*Data rows*
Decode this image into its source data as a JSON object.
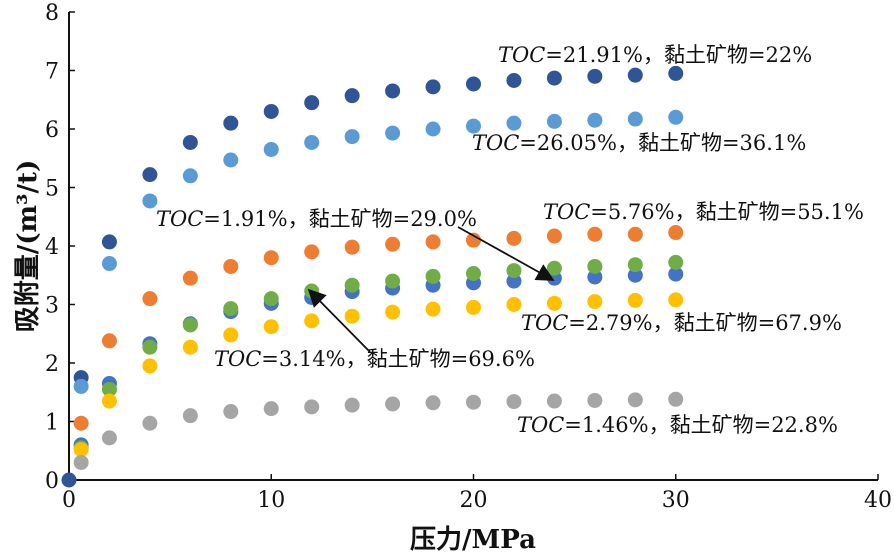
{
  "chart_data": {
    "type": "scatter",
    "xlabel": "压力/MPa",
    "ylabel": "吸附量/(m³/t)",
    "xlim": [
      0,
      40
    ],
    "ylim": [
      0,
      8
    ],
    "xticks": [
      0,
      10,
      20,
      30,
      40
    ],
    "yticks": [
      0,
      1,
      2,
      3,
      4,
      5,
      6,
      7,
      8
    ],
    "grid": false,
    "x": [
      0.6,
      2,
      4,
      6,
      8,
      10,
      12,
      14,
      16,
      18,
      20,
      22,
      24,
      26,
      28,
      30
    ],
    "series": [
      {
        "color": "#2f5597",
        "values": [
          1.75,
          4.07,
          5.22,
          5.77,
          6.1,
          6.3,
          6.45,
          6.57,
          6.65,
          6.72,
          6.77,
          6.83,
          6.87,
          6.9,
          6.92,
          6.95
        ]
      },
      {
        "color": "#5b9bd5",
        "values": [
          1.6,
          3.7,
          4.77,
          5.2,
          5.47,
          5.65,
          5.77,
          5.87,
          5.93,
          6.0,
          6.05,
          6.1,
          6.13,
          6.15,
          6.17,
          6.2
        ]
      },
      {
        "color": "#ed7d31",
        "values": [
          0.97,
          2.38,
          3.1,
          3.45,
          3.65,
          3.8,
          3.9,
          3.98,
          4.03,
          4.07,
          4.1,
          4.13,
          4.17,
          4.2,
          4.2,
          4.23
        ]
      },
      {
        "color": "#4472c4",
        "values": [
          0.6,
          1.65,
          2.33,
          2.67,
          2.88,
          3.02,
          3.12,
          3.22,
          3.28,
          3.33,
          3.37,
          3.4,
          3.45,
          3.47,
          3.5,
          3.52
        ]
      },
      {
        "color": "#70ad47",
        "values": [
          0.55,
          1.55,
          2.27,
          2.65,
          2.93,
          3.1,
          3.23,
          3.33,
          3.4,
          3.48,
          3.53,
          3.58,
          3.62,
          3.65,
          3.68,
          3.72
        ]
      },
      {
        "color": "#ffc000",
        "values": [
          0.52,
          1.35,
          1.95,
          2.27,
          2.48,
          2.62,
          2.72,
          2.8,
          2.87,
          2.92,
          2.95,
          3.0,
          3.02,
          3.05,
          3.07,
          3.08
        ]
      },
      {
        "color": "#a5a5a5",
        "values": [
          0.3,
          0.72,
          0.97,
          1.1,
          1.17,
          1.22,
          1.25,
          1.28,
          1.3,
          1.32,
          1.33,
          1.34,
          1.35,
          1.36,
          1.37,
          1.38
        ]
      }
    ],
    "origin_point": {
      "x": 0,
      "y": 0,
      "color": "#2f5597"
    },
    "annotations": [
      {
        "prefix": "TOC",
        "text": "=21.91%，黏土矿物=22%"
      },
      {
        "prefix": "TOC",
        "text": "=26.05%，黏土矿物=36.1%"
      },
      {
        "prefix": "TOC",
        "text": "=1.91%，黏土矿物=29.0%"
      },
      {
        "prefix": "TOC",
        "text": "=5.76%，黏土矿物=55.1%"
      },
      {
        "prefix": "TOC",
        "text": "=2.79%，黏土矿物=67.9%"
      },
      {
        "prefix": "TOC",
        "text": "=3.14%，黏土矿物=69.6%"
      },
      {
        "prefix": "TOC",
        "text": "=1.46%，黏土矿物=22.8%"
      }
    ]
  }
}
...
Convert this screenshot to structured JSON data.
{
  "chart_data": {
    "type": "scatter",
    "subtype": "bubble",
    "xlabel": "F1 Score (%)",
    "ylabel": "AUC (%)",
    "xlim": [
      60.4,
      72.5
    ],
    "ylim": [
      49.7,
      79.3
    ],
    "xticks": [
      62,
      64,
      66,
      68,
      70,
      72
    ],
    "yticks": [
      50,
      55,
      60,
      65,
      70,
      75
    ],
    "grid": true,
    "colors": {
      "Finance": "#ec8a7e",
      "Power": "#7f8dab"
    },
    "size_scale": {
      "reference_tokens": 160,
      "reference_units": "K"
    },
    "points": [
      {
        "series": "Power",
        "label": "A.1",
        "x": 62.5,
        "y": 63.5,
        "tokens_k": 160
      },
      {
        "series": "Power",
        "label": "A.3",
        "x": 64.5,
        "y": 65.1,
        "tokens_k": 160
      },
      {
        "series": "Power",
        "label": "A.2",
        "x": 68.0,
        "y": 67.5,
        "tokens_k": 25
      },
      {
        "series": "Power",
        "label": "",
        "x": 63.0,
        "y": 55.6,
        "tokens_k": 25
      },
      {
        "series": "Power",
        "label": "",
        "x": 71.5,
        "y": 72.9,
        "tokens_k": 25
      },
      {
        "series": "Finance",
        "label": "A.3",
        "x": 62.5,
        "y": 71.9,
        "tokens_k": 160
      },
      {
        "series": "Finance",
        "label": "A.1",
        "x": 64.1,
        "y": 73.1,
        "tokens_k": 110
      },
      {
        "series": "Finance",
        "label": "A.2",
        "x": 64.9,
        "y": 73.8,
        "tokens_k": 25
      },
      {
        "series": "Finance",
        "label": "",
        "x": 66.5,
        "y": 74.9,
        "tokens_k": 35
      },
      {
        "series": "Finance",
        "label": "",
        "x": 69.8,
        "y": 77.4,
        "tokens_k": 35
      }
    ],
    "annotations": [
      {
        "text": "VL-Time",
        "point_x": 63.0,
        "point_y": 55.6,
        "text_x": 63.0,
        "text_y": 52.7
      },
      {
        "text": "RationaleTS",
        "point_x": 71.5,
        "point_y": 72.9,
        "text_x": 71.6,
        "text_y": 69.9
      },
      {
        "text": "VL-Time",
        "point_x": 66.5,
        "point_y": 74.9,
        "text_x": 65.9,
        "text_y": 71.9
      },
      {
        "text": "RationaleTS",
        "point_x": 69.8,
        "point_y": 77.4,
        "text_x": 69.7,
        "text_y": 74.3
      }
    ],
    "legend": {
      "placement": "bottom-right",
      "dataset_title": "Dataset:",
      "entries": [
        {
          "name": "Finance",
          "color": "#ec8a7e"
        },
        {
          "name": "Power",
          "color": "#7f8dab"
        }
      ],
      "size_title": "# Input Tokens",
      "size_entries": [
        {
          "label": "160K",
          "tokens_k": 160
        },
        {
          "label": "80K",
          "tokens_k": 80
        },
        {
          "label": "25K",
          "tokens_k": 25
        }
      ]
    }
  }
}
==
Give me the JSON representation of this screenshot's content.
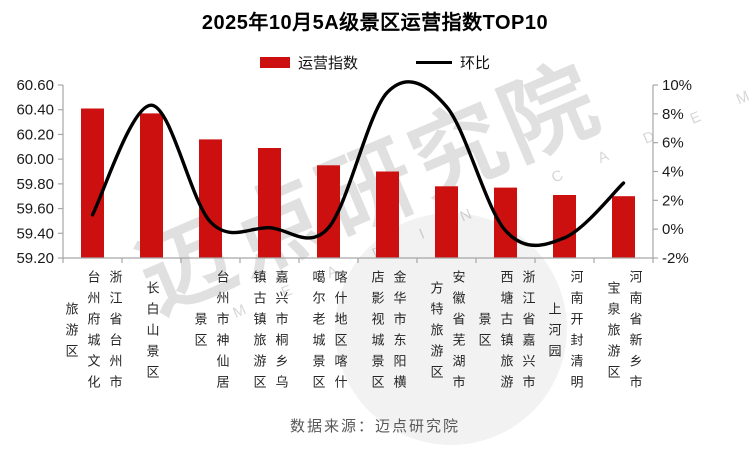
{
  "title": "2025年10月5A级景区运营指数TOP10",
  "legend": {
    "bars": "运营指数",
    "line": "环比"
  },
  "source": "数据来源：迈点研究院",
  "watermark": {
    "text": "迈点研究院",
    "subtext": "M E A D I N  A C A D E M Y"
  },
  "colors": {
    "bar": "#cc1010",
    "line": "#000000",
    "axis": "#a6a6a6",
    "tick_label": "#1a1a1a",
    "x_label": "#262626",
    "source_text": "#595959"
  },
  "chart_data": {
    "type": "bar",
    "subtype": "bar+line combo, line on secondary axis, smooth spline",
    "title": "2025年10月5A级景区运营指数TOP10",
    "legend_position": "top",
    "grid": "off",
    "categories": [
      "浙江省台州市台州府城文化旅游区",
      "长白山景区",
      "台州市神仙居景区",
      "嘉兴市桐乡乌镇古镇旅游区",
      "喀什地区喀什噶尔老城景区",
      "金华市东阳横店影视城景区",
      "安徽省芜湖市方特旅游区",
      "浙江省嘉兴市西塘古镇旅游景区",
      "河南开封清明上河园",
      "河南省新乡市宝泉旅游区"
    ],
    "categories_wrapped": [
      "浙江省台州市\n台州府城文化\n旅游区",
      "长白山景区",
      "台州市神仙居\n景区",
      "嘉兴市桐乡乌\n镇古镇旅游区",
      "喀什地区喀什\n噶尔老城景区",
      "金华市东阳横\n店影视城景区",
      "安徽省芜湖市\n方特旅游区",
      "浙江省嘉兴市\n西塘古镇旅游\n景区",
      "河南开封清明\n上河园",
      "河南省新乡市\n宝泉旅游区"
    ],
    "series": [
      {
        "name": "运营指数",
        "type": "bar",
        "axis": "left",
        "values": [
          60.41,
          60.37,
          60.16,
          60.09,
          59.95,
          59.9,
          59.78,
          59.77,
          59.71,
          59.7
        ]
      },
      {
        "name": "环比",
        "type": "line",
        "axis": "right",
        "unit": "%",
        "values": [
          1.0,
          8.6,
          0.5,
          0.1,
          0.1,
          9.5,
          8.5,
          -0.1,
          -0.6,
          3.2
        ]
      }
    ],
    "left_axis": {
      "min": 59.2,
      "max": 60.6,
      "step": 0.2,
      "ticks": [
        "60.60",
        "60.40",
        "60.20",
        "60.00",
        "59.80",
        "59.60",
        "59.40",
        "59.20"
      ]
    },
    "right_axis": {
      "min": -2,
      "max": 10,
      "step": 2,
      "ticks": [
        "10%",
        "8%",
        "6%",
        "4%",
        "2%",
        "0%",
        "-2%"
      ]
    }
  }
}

*What you have to do*
Copy the lines from the entries above in which the word "name" appears.

*The reply*
          "name": "Finance",
          "name": "Power",
        "name": "运营指数",
        "name": "环比",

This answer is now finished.